**YOUR OBJECTIVE:** Check every line below for the word "appointed" and copy the ones that have it.

**LISTING:**
• • • • • • •
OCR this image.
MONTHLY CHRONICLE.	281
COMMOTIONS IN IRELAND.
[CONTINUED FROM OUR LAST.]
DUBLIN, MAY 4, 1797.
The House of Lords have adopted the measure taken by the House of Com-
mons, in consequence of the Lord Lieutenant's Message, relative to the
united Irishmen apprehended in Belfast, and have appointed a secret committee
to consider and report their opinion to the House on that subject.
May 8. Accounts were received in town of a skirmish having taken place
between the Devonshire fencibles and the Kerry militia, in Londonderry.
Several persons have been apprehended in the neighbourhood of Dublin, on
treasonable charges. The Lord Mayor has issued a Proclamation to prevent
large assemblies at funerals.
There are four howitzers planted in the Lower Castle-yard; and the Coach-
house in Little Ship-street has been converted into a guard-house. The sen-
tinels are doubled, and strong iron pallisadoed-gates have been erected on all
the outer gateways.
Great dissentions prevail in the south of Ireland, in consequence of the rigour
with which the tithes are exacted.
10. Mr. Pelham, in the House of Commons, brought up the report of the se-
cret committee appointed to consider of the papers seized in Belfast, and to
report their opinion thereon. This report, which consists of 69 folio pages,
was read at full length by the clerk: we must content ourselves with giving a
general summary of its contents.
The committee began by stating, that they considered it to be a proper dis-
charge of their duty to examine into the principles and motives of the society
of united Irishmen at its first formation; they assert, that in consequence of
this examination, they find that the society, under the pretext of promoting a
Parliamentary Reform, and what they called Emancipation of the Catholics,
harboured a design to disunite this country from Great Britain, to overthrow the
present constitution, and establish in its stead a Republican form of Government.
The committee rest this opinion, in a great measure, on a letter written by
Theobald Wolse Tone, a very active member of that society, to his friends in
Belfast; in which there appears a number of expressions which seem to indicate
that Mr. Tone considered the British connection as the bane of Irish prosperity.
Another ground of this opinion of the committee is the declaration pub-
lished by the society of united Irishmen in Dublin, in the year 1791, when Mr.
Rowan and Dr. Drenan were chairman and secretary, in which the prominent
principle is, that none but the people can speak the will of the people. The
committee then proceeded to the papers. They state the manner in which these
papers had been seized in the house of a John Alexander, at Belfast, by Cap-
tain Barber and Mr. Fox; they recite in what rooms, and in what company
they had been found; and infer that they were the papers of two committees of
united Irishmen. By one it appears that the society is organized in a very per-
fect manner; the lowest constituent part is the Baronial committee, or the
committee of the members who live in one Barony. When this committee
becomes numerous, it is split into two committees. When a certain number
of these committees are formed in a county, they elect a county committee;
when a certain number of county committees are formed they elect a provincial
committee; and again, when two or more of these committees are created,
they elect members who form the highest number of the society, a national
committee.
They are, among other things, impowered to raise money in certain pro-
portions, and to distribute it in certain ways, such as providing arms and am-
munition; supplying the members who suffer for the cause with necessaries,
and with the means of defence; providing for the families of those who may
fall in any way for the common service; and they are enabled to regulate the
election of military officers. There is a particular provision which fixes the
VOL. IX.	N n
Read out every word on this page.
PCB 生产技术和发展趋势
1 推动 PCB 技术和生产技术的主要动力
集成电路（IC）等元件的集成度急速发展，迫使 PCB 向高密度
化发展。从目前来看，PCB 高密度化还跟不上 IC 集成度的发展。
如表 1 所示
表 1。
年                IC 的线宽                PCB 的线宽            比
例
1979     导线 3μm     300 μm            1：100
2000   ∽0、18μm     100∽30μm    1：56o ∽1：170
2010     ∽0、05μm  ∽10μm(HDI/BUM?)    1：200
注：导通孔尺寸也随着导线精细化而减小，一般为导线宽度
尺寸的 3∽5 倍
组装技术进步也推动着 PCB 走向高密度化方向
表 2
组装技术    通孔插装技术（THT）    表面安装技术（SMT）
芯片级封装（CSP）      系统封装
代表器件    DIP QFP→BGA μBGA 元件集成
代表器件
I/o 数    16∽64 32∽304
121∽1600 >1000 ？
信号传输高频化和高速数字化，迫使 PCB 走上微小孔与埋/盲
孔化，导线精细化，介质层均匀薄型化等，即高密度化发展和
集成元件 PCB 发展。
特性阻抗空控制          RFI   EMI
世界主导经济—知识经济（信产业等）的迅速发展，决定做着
• • • • • • •
**WRITTEN ANSWER:**
united Irishmen apprehended in Belfast, and have appointed a secret committee
cret committee appointed to consider of the papers seized in Belfast, and to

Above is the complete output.